Stored data entries
○ ○ ○ ○ ○ ○ ○

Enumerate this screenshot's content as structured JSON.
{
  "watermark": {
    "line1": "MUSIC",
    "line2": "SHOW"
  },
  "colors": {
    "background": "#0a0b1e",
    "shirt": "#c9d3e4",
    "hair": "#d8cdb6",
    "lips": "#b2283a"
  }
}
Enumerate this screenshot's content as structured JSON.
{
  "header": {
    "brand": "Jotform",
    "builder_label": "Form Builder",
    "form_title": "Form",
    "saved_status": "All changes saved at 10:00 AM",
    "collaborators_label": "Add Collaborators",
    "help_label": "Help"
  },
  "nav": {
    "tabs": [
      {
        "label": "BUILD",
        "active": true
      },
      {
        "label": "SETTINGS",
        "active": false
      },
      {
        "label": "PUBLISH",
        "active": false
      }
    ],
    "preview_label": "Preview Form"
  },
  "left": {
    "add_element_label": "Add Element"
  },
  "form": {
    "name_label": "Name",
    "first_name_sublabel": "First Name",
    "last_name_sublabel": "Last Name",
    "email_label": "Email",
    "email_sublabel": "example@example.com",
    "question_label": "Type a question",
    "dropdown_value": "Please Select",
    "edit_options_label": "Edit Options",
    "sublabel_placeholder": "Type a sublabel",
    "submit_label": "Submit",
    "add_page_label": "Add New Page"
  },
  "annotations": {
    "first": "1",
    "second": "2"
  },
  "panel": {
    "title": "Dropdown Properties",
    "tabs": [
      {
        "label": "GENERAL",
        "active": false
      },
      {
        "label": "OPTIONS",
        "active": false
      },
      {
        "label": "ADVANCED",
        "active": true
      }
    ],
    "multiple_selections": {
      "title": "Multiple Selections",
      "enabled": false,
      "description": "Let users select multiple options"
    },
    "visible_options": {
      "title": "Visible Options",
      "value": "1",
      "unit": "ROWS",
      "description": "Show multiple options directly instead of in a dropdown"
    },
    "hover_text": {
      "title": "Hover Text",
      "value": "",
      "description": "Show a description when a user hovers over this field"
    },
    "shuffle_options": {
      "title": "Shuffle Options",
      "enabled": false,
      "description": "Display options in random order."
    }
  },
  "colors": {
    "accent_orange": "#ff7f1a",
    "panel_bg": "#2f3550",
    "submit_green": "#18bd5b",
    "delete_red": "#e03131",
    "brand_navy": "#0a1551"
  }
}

○ ○ ○ ○ ○ ○ ○

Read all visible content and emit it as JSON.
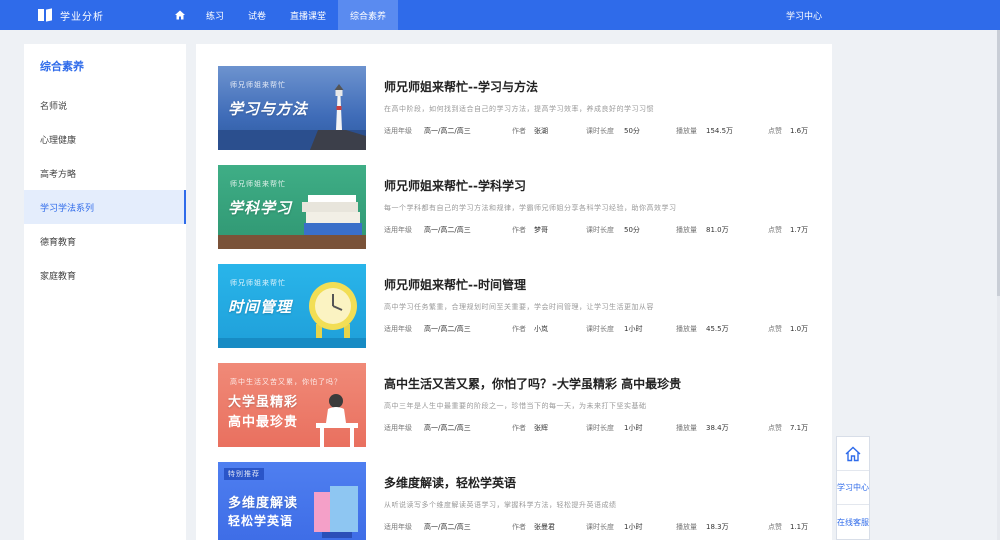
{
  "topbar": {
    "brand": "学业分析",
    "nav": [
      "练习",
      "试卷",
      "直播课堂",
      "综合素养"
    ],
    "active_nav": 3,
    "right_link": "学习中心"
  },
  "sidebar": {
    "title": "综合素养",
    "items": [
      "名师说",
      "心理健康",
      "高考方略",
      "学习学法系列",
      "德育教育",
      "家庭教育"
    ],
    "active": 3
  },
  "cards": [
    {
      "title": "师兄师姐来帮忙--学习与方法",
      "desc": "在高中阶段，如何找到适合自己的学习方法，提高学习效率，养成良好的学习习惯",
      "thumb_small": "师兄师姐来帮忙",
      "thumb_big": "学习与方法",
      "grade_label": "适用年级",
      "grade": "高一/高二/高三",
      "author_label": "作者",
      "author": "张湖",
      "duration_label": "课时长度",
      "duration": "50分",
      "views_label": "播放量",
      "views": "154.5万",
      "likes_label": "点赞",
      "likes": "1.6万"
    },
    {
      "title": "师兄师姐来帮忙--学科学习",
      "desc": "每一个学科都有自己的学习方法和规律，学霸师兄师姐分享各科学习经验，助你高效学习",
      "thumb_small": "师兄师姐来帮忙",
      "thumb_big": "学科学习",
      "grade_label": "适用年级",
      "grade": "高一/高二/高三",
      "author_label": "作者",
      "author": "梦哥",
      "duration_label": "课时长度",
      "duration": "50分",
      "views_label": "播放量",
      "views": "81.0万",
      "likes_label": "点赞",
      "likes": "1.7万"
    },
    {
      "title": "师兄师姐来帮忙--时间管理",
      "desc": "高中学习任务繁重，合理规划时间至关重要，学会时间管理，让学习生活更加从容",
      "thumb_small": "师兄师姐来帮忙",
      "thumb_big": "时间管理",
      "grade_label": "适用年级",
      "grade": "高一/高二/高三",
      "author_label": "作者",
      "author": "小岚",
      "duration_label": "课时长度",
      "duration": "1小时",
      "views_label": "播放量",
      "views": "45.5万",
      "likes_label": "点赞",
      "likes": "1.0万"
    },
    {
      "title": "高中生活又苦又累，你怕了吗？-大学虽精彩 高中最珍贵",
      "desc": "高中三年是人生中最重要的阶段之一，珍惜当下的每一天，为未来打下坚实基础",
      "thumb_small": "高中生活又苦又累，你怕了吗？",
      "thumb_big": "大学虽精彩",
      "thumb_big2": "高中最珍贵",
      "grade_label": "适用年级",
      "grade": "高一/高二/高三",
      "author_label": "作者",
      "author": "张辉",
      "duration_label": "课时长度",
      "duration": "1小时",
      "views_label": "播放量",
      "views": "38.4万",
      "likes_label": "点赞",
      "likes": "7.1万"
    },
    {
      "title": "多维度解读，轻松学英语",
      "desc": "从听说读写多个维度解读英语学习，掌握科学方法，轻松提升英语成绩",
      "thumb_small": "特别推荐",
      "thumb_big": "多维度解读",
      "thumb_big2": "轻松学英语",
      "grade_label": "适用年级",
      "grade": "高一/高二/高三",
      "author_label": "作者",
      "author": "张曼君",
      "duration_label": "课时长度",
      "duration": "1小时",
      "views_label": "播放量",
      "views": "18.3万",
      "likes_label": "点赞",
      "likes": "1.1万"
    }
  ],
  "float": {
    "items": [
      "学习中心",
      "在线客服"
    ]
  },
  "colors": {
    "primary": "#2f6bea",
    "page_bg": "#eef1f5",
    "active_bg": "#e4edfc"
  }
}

○ ○ ○ ○ ○ ○ ○

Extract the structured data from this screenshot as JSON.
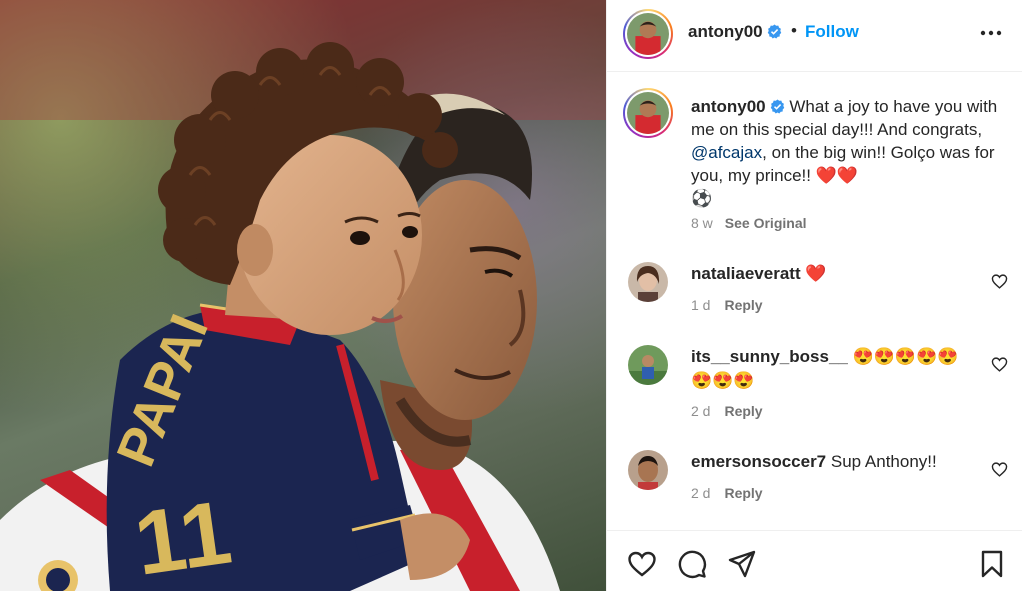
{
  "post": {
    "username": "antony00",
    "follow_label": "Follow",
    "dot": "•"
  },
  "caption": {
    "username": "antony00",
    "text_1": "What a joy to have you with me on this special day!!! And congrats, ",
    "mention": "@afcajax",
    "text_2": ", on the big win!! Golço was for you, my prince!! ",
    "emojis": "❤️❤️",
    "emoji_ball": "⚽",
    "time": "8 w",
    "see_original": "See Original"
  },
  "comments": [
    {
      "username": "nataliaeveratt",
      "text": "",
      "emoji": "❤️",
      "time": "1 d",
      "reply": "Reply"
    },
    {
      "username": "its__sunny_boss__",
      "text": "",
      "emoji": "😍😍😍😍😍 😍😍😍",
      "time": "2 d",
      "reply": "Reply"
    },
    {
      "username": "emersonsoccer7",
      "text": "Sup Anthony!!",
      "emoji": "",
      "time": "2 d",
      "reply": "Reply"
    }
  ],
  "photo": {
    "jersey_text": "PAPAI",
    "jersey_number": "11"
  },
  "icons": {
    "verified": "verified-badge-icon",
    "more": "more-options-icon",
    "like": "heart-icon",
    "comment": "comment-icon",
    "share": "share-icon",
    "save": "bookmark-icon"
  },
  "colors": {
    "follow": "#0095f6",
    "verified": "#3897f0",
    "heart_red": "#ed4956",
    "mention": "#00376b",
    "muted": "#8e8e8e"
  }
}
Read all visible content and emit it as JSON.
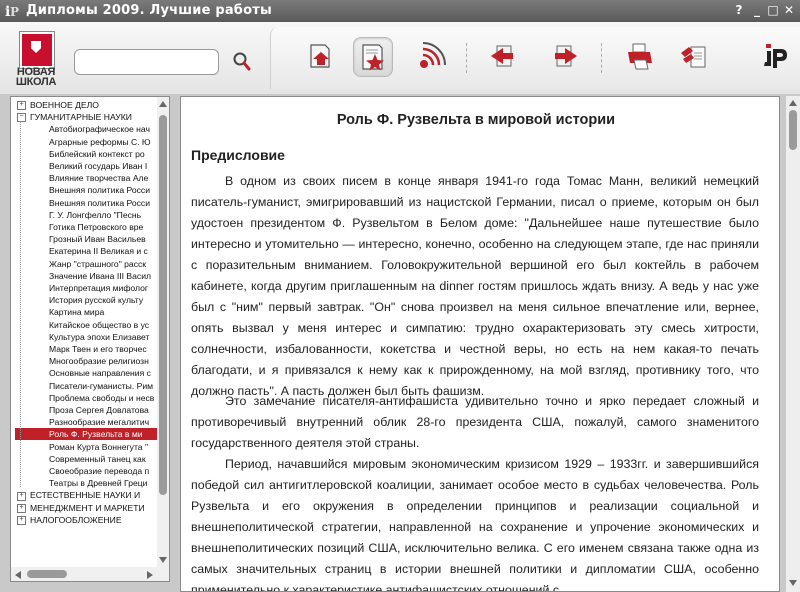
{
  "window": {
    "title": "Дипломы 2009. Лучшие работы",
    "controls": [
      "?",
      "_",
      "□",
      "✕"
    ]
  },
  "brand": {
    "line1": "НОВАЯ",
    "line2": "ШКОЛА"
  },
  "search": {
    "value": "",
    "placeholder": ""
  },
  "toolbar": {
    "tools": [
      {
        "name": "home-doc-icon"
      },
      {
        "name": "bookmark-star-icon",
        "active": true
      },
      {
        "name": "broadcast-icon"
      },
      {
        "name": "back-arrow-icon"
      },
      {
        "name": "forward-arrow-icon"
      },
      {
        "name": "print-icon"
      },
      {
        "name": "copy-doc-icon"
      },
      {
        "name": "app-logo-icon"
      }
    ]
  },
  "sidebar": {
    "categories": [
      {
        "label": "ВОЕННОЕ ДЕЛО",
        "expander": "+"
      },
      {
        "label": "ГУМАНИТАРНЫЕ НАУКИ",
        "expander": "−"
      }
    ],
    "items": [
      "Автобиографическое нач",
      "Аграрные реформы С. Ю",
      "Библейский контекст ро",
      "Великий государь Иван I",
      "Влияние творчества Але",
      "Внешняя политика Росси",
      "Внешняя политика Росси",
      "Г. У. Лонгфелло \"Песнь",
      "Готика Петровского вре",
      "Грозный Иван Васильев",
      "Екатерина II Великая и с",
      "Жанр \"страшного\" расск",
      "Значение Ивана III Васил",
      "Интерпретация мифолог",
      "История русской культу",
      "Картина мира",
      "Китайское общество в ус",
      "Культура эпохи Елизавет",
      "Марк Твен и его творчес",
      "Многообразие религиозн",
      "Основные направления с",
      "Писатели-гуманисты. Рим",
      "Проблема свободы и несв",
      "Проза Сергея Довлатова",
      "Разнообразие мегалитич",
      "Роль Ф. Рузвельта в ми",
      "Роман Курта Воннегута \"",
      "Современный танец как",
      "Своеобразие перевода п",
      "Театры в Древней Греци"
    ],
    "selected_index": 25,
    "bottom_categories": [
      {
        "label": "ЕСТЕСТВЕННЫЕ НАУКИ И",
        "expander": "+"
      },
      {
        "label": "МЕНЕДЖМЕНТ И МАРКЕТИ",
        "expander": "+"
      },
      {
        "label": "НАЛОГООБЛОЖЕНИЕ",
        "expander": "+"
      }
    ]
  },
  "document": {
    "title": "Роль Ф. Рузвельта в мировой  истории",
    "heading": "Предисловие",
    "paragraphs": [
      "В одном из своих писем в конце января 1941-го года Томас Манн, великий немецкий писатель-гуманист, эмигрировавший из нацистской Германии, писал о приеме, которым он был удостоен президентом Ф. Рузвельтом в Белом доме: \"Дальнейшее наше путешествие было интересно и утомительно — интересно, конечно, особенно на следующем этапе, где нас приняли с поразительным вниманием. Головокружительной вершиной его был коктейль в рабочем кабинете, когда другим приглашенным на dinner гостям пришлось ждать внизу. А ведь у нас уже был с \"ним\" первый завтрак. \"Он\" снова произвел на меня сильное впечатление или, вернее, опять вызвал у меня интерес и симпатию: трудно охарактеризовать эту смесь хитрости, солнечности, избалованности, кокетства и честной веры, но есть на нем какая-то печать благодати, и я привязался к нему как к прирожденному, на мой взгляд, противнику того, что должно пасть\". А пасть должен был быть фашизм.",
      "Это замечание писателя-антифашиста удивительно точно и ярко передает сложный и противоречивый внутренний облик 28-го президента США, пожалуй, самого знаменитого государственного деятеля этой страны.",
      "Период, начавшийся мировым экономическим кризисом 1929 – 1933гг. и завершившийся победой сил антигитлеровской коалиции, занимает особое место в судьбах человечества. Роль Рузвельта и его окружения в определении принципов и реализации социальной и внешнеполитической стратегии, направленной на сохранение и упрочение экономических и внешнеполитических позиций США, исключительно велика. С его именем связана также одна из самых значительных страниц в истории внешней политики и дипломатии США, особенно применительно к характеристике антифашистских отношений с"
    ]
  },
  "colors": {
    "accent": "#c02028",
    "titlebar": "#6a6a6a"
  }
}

○ ○ ○ ○ ○ ○ ○

Set exercise:
Report every line containing the word "Роль" from the listing above.

Exercise result:
      "Роль Ф. Рузвельта в ми",
    "title": "Роль Ф. Рузвельта в мировой  истории",
      "Период, начавшийся мировым экономическим кризисом 1929 – 1933гг. и завершившийся победой сил антигитлеровской коалиции, занимает особое место в судьбах человечества. Роль Рузвельта и его окружения в определении принципов и реализации социальной и внешнеполитической стратегии, направленной на сохранение и упрочение экономических и внешнеполитических позиций США, исключительно велика. С его именем связана также одна из самых значительных страниц в истории внешней политики и дипломатии США, особенно применительно к характеристике антифашистских отношений с"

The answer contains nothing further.